* start The records *

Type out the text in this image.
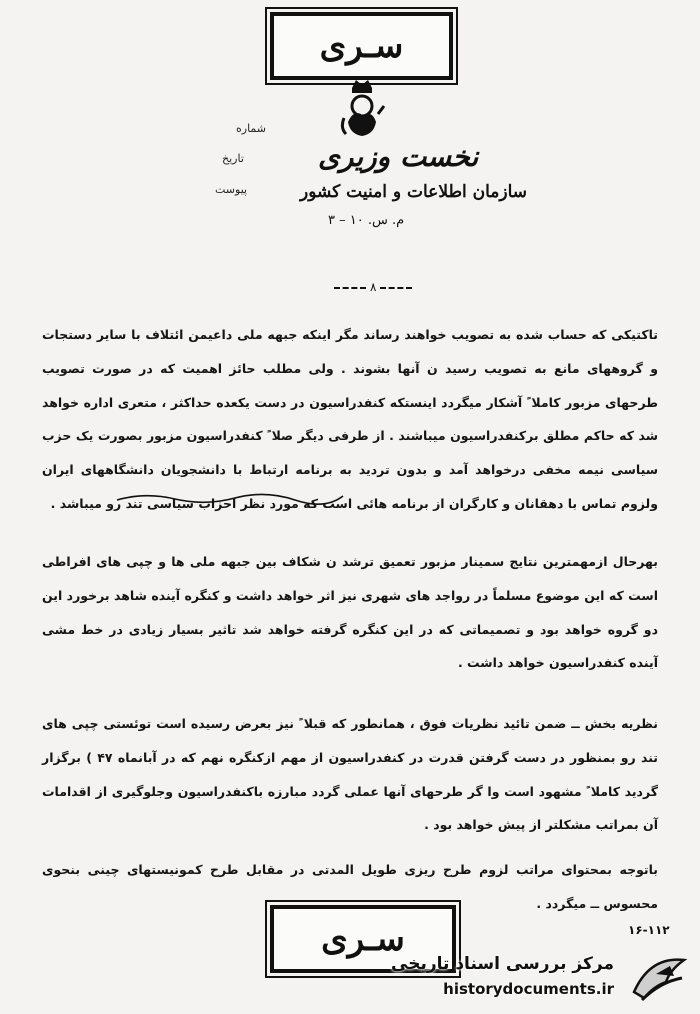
سـری
نخست وزیری
سازمان اطلاعات و امنیت کشور
م. س. ۱۰ – ۳
شماره
تاریخ
پیوست
۸

تاکتیکی که حساب شده به تصویب خواهند رساند مگر اینکه جبهه ملی داعیمن ائتلاف با سایر دستجات و گروههای مانع به تصویب رسید ن آنها بشوند . ولی مطلب حائز اهمیت که در صورت تصویب طرحهای مزبور کاملا ً آشکار میگردد اینستکه کنفدراسیون در دست یکعده حداکثر ، متعری اداره خواهد شد که حاکم مطلق برکنفدراسیون میباشند . از طرفی دیگر صلا ً کنفدراسیون مزبور بصورت یک حزب سیاسی نیمه مخفی درخواهد آمد و بدون تردید به برنامه ارتباط با دانشجویان دانشگاههای ایران ولزوم تماس با دهقانان و کارگران از برنامه هائی است که مورد نظر احزاب سیاسی تند رو میباشد .

بهرحال ازمهمترین نتایج سمینار مزبور تعمیق ترشد ن شکاف بین جبهه ملی ها و چپی های افراطی است که این موضوع مسلماً در رواجد های شهری نیز اثر خواهد داشت و کنگره آینده شاهد برخورد این دو گروه خواهد بود و تصمیماتی که در این کنگره گرفته خواهد شد تاثیر بسیار زیادی در خط مشی آینده کنفدراسیون خواهد داشت .

نظریه بخش ــ ضمن تائید نظریات فوق ، همانطور که قبلا ً نیز بعرض رسیده است توئستی چپی های تند رو بمنظور در دست گرفتن قدرت در کنفدراسیون از مهم ازکنگره نهم که در آبانماه ۴۷ ) برگزار گردید کاملا ً مشهود است وا گر طرحهای آنها عملی گردد مبارزه باکنفدراسیون وجلوگیری از اقدامات آن بمراتب مشکلتر از پیش خواهد بود .

باتوجه بمحتوای مراتب لزوم طرح ریزی طویل المدتی در مقابل طرح کمونیستهای چینی بنحوی محسوس ــ میگردد .

سـری	۱۶-۱۱۲
مرکز بررسی اسناد تاریخی
historydocuments.ir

* end The records *

▶ Short task
From the data above, copy each line that holds "میگردد".

▶ Exercise answer
تاکتیکی که حساب شده به تصویب خواهند رساند مگر اینکه جبهه ملی داعیمن ائتلاف با سایر دستجات و گروههای مانع به تصویب رسید ن آنها بشوند . ولی مطلب حائز اهمیت که در صورت تصویب طرحهای مزبور کاملا ً آشکار میگردد اینستکه کنفدراسیون در دست یکعده حداکثر ، متعری اداره خواهد شد که حاکم مطلق برکنفدراسیون میباشند . از طرفی دیگر صلا ً کنفدراسیون مزبور بصورت یک حزب سیاسی نیمه مخفی درخواهد آمد و بدون تردید به برنامه ارتباط با دانشجویان دانشگاههای ایران ولزوم تماس با دهقانان و کارگران از برنامه هائی است که مورد نظر احزاب سیاسی تند رو میباشد .
باتوجه بمحتوای مراتب لزوم طرح ریزی طویل المدتی در مقابل طرح کمونیستهای چینی بنحوی محسوس ــ میگردد .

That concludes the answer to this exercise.